• **What the exercise asks**
Leave out the pictures and reproduce all of the data exactly.

• **Data excerpts**
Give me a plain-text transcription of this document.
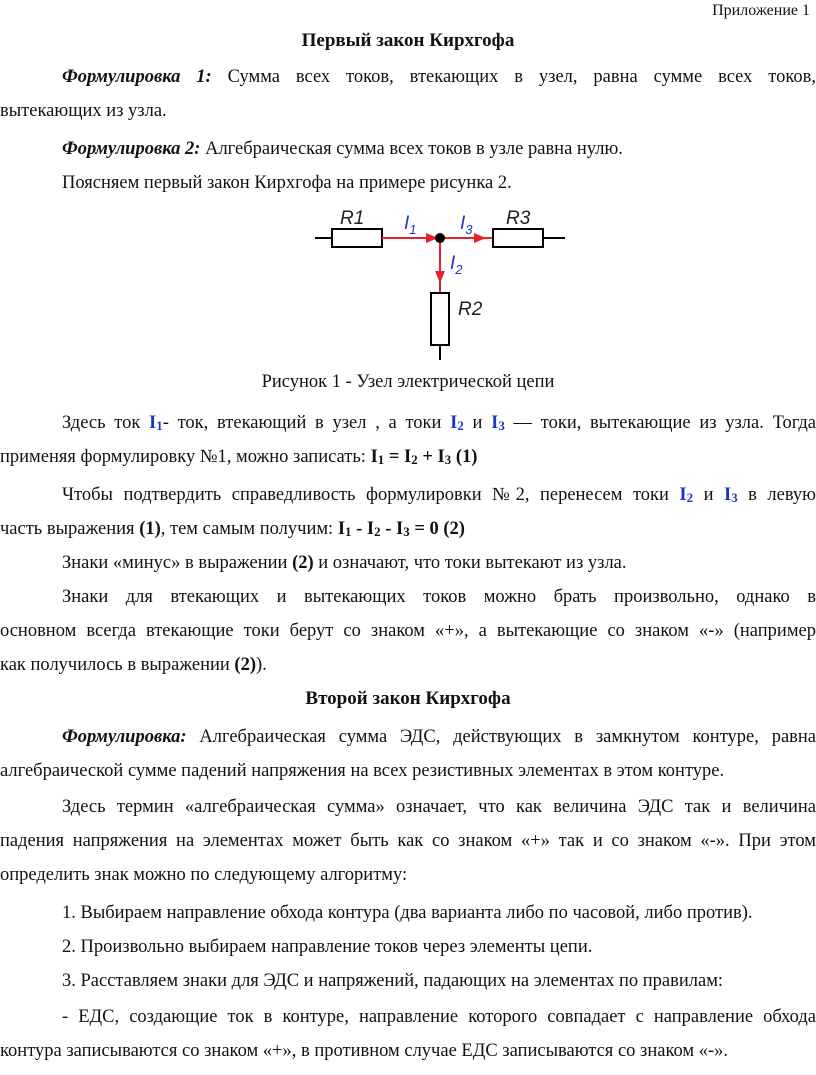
Приложение 1
Первый закон Кирхгофа
Формулировка 1: Сумма всех токов, втекающих в узел, равна сумме всех токов,
вытекающих из узла.
Формулировка 2: Алгебраическая сумма всех токов в узле равна нулю.
Поясняем первый закон Кирхгофа на примере рисунка 2.
R1	R3
R2
$I_1$ $I_3$
$I_2$
Рисунок 1 - Узел электрической цепи
Здесь ток $I_1-$ ток, втекающий в узел , а токи $I_2$ и $I_3$ — токи, вытекающие из узла. Тогда
применяя формулировку №1, можно записать: $I_1 = I_2 + I_3$ (1)
Чтобы подтвердить справедливость формулировки №2, перенесем токи $I_2$ и $I_3$ в левую
часть выражения (1), тем самым получим: $I_1 - I_2 - I_3 = 0$ (2)
Знаки «минус» в выражении (2) и означают, что токи вытекают из узла.
Знаки для втекающих и вытекающих токов можно брать произвольно, однако в
основном всегда втекающие токи берут со знаком «+», а вытекающие со знаком «-» (например
как получилось в выражении (2)).
Второй закон Кирхгофа
Формулировка: Алгебраическая сумма ЭДС, действующих в замкнутом контуре, равна
алгебраической сумме падений напряжения на всех резистивных элементах в этом контуре.
Здесь термин «алгебраическая сумма» означает, что как величина ЭДС так и величина
падения напряжения на элементах может быть как со знаком «+» так и со знаком «-». При этом
определить знак можно по следующему алгоритму:
1. Выбираем направление обхода контура (два варианта либо по часовой, либо против).
2. Произвольно выбираем направление токов через элементы цепи.
3. Расставляем знаки для ЭДС и напряжений, падающих на элементах по правилам:
- ЕДС, создающие ток в контуре, направление которого совпадает с направление обхода
контура записываются со знаком «+», в противном случае ЕДС записываются со знаком «-».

• **Output for this task**
Give me a plain-text transcription of this document.
Приложение 1
Первый закон Кирхгофа
Формулировка 1: Сумма всех токов, втекающих в узел, равна сумме всех токов,
вытекающих из узла.
Формулировка 2: Алгебраическая сумма всех токов в узле равна нулю.
Поясняем первый закон Кирхгофа на примере рисунка 2.
R1	R3
R2
$I_1$ $I_3$
$I_2$
Рисунок 1 - Узел электрической цепи
Здесь ток $I_1-$ ток, втекающий в узел , а токи $I_2$ и $I_3$ — токи, вытекающие из узла. Тогда
применяя формулировку №1, можно записать: $I_1 = I_2 + I_3$ (1)
Чтобы подтвердить справедливость формулировки №2, перенесем токи $I_2$ и $I_3$ в левую
часть выражения (1), тем самым получим: $I_1 - I_2 - I_3 = 0$ (2)
Знаки «минус» в выражении (2) и означают, что токи вытекают из узла.
Знаки для втекающих и вытекающих токов можно брать произвольно, однако в
основном всегда втекающие токи берут со знаком «+», а вытекающие со знаком «-» (например
как получилось в выражении (2)).
Второй закон Кирхгофа
Формулировка: Алгебраическая сумма ЭДС, действующих в замкнутом контуре, равна
алгебраической сумме падений напряжения на всех резистивных элементах в этом контуре.
Здесь термин «алгебраическая сумма» означает, что как величина ЭДС так и величина
падения напряжения на элементах может быть как со знаком «+» так и со знаком «-». При этом
определить знак можно по следующему алгоритму:
1. Выбираем направление обхода контура (два варианта либо по часовой, либо против).
2. Произвольно выбираем направление токов через элементы цепи.
3. Расставляем знаки для ЭДС и напряжений, падающих на элементах по правилам:
- ЕДС, создающие ток в контуре, направление которого совпадает с направление обхода
контура записываются со знаком «+», в противном случае ЕДС записываются со знаком «-».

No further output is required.